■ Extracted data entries

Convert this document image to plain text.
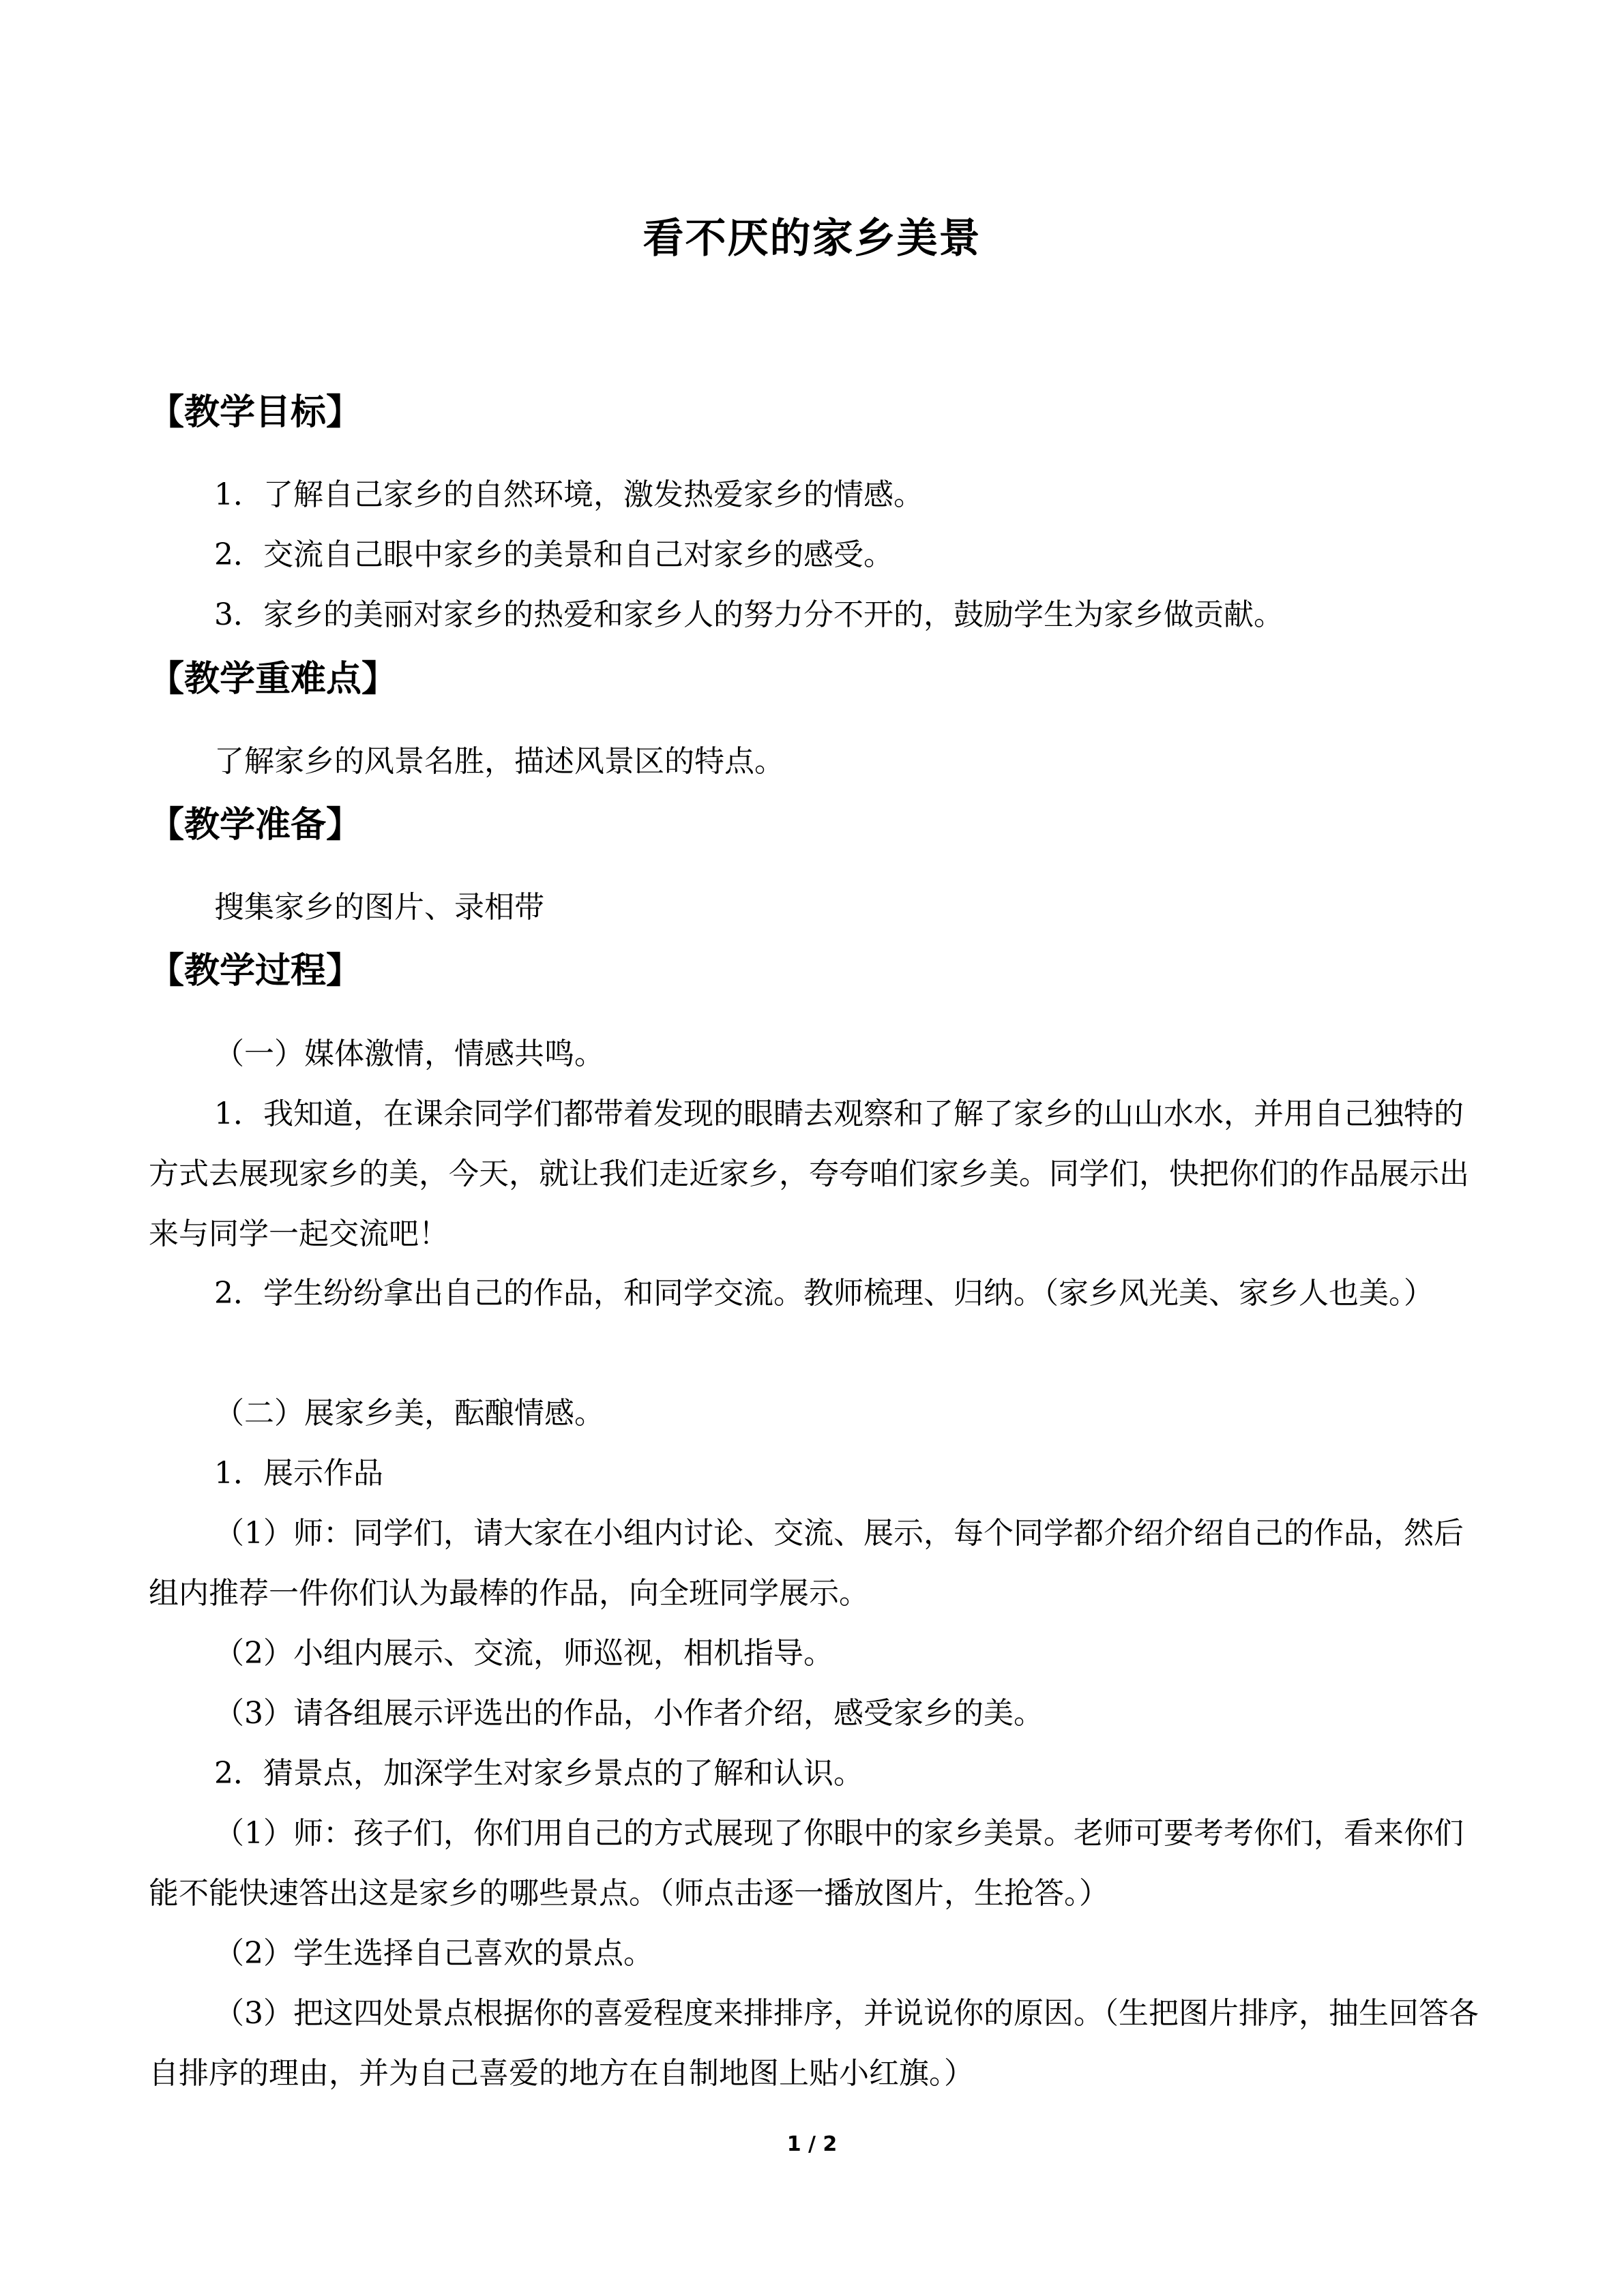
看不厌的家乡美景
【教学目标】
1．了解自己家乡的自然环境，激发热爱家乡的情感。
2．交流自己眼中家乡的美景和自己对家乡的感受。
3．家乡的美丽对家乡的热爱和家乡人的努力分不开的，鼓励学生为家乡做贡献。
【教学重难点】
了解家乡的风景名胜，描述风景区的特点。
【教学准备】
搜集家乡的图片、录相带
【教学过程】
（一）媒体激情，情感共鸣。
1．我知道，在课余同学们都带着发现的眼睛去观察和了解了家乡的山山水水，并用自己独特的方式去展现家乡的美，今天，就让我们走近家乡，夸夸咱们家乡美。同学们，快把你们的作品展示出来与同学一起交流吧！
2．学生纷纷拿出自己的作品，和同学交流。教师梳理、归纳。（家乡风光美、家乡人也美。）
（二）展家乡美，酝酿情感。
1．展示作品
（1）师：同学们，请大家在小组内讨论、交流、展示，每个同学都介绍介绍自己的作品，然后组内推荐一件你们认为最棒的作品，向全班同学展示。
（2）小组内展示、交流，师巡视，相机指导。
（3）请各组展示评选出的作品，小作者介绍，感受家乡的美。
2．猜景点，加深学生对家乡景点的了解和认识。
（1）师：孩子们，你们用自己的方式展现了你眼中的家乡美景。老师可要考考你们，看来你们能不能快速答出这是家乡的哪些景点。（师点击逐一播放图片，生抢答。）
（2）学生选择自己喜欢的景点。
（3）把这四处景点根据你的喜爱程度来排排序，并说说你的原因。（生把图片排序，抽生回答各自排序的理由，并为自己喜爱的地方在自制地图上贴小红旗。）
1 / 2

■ EXERCISE AIM
All records must be output exactly as they are, except for the pictures, which are left out.

■ RESULT
Convert this document image to plain text.
看不厌的家乡美景
【教学目标】
1．了解自己家乡的自然环境，激发热爱家乡的情感。
2．交流自己眼中家乡的美景和自己对家乡的感受。
3．家乡的美丽对家乡的热爱和家乡人的努力分不开的，鼓励学生为家乡做贡献。
【教学重难点】
了解家乡的风景名胜，描述风景区的特点。
【教学准备】
搜集家乡的图片、录相带
【教学过程】
（一）媒体激情，情感共鸣。
1．我知道，在课余同学们都带着发现的眼睛去观察和了解了家乡的山山水水，并用自己独特的方式去展现家乡的美，今天，就让我们走近家乡，夸夸咱们家乡美。同学们，快把你们的作品展示出来与同学一起交流吧！
2．学生纷纷拿出自己的作品，和同学交流。教师梳理、归纳。（家乡风光美、家乡人也美。）
（二）展家乡美，酝酿情感。
1．展示作品
（1）师：同学们，请大家在小组内讨论、交流、展示，每个同学都介绍介绍自己的作品，然后组内推荐一件你们认为最棒的作品，向全班同学展示。
（2）小组内展示、交流，师巡视，相机指导。
（3）请各组展示评选出的作品，小作者介绍，感受家乡的美。
2．猜景点，加深学生对家乡景点的了解和认识。
（1）师：孩子们，你们用自己的方式展现了你眼中的家乡美景。老师可要考考你们，看来你们能不能快速答出这是家乡的哪些景点。（师点击逐一播放图片，生抢答。）
（2）学生选择自己喜欢的景点。
（3）把这四处景点根据你的喜爱程度来排排序，并说说你的原因。（生把图片排序，抽生回答各自排序的理由，并为自己喜爱的地方在自制地图上贴小红旗。）
1 / 2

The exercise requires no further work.